Structured figure records:
_ _ _ _ _
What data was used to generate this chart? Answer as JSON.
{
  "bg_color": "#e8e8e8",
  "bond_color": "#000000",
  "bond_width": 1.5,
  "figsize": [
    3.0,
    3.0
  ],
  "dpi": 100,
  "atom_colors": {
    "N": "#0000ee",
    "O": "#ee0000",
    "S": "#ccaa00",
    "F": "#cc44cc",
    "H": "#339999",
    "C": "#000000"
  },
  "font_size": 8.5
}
_ _ _ _ _
● **WRITTEN TASK**: Output the listing above without altering a single character.

● **EXPECTED OUTPUT**:
What data was used to generate this chart? Answer as JSON.
{
  "bg_color": "#e8e8e8",
  "bond_color": "#000000",
  "bond_width": 1.5,
  "figsize": [
    3.0,
    3.0
  ],
  "dpi": 100,
  "atom_colors": {
    "N": "#0000ee",
    "O": "#ee0000",
    "S": "#ccaa00",
    "F": "#cc44cc",
    "H": "#339999",
    "C": "#000000"
  },
  "font_size": 8.5
}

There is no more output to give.